▶ **Description of the task**: Swap "Frequency (GHz)" for "Frequency in GHz" everywhere in the records below, and give them back otherwise unchanged.

Dataset excerpt:
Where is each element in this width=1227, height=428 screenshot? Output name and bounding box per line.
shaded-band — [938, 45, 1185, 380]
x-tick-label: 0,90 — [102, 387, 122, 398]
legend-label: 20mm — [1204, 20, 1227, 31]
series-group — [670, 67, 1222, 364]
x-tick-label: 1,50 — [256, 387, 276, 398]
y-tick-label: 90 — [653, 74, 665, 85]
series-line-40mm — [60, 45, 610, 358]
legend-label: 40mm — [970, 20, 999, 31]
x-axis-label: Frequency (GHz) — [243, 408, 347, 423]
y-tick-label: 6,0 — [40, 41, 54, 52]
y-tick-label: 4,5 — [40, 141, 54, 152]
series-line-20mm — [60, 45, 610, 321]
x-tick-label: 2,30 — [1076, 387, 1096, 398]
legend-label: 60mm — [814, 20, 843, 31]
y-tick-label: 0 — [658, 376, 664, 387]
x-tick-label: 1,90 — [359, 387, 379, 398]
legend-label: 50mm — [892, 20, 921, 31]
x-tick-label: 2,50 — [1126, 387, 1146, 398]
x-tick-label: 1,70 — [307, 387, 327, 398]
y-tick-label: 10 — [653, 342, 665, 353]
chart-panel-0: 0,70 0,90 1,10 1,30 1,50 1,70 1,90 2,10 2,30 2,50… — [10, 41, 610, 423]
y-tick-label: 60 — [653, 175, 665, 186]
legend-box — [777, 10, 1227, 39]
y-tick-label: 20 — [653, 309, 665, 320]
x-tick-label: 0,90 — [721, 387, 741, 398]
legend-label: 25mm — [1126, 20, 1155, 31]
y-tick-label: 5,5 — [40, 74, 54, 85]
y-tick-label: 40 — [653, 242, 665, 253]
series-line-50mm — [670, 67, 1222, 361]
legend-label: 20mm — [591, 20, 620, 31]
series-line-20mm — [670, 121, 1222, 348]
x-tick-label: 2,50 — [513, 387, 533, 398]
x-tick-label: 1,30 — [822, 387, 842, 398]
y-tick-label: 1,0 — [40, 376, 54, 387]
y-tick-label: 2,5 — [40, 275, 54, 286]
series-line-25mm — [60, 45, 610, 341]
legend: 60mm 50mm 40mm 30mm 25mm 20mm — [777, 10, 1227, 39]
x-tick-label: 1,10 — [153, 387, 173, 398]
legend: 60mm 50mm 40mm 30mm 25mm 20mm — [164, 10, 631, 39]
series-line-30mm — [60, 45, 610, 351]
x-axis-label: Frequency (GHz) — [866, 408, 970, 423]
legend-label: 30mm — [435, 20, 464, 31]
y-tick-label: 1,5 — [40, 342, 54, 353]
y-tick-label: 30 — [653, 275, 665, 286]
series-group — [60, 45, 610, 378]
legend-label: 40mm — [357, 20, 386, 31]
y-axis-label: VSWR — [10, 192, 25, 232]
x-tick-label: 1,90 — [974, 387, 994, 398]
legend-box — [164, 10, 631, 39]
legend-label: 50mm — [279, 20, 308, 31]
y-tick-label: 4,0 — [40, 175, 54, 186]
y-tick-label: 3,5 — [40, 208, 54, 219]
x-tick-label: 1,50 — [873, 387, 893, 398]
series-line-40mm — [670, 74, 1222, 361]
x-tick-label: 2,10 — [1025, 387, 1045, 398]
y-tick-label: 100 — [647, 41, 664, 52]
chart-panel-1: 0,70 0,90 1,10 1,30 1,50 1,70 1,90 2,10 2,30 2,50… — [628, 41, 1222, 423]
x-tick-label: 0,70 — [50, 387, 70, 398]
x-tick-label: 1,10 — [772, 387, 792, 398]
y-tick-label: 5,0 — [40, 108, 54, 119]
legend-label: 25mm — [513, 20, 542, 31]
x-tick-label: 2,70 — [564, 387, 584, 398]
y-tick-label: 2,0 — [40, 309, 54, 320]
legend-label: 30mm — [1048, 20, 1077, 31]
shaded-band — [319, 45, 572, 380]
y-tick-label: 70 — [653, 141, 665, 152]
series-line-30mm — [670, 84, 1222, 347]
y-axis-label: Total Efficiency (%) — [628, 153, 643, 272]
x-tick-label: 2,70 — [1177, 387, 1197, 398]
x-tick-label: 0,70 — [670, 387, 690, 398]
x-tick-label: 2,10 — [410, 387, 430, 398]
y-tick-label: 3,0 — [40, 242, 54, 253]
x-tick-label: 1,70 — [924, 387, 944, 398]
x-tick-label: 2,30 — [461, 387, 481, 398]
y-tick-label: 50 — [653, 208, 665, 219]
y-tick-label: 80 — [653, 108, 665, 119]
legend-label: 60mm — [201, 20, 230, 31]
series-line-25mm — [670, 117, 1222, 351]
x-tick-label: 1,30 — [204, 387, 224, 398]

▶ **Result of the exercise**:
Where is each element in this width=1227, height=428 screenshot? Output name and bounding box per line.
shaded-band — [938, 45, 1185, 380]
x-tick-label: 0,90 — [102, 387, 122, 398]
legend-label: 20mm — [1204, 20, 1227, 31]
series-group — [670, 67, 1222, 364]
x-tick-label: 1,50 — [256, 387, 276, 398]
y-tick-label: 90 — [653, 74, 665, 85]
series-line-40mm — [60, 45, 610, 358]
legend-label: 40mm — [970, 20, 999, 31]
x-axis-label: Frequency in GHz — [243, 408, 347, 423]
y-tick-label: 6,0 — [40, 41, 54, 52]
y-tick-label: 4,5 — [40, 141, 54, 152]
series-line-20mm — [60, 45, 610, 321]
x-tick-label: 2,30 — [1076, 387, 1096, 398]
legend-label: 60mm — [814, 20, 843, 31]
y-tick-label: 0 — [658, 376, 664, 387]
x-tick-label: 1,90 — [359, 387, 379, 398]
legend-label: 50mm — [892, 20, 921, 31]
x-tick-label: 2,50 — [1126, 387, 1146, 398]
x-tick-label: 1,70 — [307, 387, 327, 398]
y-tick-label: 10 — [653, 342, 665, 353]
chart-panel-0: 0,70 0,90 1,10 1,30 1,50 1,70 1,90 2,10 2,30 2,50… — [10, 41, 610, 423]
y-tick-label: 60 — [653, 175, 665, 186]
legend-box — [777, 10, 1227, 39]
y-tick-label: 20 — [653, 309, 665, 320]
x-tick-label: 0,90 — [721, 387, 741, 398]
legend-label: 25mm — [1126, 20, 1155, 31]
y-tick-label: 5,5 — [40, 74, 54, 85]
y-tick-label: 40 — [653, 242, 665, 253]
series-line-50mm — [670, 67, 1222, 361]
legend-label: 20mm — [591, 20, 620, 31]
series-line-20mm — [670, 121, 1222, 348]
x-tick-label: 2,50 — [513, 387, 533, 398]
x-tick-label: 1,30 — [822, 387, 842, 398]
y-tick-label: 1,0 — [40, 376, 54, 387]
y-tick-label: 2,5 — [40, 275, 54, 286]
series-line-25mm — [60, 45, 610, 341]
legend: 60mm 50mm 40mm 30mm 25mm 20mm — [777, 10, 1227, 39]
x-tick-label: 1,10 — [153, 387, 173, 398]
legend: 60mm 50mm 40mm 30mm 25mm 20mm — [164, 10, 631, 39]
series-line-30mm — [60, 45, 610, 351]
x-axis-label: Frequency in GHz — [866, 408, 970, 423]
legend-label: 30mm — [435, 20, 464, 31]
y-tick-label: 1,5 — [40, 342, 54, 353]
y-tick-label: 30 — [653, 275, 665, 286]
series-group — [60, 45, 610, 378]
legend-label: 40mm — [357, 20, 386, 31]
y-axis-label: VSWR — [10, 192, 25, 232]
x-tick-label: 1,90 — [974, 387, 994, 398]
legend-box — [164, 10, 631, 39]
legend-label: 50mm — [279, 20, 308, 31]
y-tick-label: 4,0 — [40, 175, 54, 186]
y-tick-label: 3,5 — [40, 208, 54, 219]
x-tick-label: 1,50 — [873, 387, 893, 398]
series-line-40mm — [670, 74, 1222, 361]
x-tick-label: 2,10 — [1025, 387, 1045, 398]
y-tick-label: 100 — [647, 41, 664, 52]
chart-panel-1: 0,70 0,90 1,10 1,30 1,50 1,70 1,90 2,10 2,30 2,50… — [628, 41, 1222, 423]
x-tick-label: 0,70 — [50, 387, 70, 398]
x-tick-label: 1,10 — [772, 387, 792, 398]
y-tick-label: 5,0 — [40, 108, 54, 119]
legend-label: 25mm — [513, 20, 542, 31]
x-tick-label: 2,70 — [564, 387, 584, 398]
y-tick-label: 2,0 — [40, 309, 54, 320]
legend-label: 30mm — [1048, 20, 1077, 31]
shaded-band — [319, 45, 572, 380]
y-tick-label: 70 — [653, 141, 665, 152]
series-line-30mm — [670, 84, 1222, 347]
y-axis-label: Total Efficiency (%) — [628, 153, 643, 272]
x-tick-label: 2,70 — [1177, 387, 1197, 398]
x-tick-label: 0,70 — [670, 387, 690, 398]
x-tick-label: 2,10 — [410, 387, 430, 398]
y-tick-label: 3,0 — [40, 242, 54, 253]
x-tick-label: 1,70 — [924, 387, 944, 398]
x-tick-label: 2,30 — [461, 387, 481, 398]
y-tick-label: 50 — [653, 208, 665, 219]
y-tick-label: 80 — [653, 108, 665, 119]
legend-label: 60mm — [201, 20, 230, 31]
series-line-25mm — [670, 117, 1222, 351]
x-tick-label: 1,30 — [204, 387, 224, 398]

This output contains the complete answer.